## What to work on
State the number of lines that hold the string "Brook", with nothing added.

## Source data
.....
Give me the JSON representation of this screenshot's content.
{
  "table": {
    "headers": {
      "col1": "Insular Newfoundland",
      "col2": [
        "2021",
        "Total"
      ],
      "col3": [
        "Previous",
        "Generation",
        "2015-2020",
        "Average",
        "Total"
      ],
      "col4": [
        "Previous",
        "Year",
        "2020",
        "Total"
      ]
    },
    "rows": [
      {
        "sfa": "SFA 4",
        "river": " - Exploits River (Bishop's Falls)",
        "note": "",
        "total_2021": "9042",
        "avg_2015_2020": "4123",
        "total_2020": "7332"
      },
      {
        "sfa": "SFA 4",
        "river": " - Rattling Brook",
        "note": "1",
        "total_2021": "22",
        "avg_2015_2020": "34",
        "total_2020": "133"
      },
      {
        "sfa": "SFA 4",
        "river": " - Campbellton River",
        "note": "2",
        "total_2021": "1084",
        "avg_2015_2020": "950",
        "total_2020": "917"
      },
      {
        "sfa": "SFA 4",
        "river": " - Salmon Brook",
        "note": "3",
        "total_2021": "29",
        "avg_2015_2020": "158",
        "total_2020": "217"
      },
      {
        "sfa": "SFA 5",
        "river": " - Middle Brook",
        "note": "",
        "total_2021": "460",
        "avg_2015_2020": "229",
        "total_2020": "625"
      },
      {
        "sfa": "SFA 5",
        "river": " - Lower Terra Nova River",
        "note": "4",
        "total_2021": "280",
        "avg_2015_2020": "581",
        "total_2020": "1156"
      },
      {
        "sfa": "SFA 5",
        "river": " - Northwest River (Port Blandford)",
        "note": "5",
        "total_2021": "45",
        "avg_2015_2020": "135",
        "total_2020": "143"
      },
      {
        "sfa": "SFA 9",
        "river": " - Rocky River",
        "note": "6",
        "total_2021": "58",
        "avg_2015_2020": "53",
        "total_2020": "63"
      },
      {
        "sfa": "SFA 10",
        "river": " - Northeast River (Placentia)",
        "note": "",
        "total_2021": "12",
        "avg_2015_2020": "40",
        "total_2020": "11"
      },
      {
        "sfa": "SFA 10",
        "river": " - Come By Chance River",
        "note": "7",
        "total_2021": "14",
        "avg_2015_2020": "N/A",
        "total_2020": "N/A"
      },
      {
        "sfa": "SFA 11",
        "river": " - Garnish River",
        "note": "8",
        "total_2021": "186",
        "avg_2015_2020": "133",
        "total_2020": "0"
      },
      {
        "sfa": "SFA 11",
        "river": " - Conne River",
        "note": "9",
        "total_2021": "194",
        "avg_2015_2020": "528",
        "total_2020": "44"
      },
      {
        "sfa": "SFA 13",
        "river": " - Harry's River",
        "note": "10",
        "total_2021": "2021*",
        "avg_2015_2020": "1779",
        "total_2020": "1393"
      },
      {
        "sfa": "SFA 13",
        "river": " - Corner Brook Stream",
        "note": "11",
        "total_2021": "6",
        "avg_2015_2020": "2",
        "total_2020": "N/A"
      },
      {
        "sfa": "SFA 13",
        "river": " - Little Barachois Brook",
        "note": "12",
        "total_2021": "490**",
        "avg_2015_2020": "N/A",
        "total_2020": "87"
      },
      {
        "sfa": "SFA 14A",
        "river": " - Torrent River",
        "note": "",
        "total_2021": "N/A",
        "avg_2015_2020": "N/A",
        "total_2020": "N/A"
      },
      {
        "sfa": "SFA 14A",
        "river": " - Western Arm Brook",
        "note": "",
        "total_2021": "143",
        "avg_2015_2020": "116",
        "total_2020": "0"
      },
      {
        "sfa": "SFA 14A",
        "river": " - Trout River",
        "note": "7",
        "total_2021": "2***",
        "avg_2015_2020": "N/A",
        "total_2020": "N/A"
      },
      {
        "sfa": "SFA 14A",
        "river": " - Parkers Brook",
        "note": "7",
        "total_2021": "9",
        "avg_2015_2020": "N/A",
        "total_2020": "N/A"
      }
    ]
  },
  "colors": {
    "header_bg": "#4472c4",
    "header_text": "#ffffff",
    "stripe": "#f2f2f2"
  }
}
.....
## Final result
7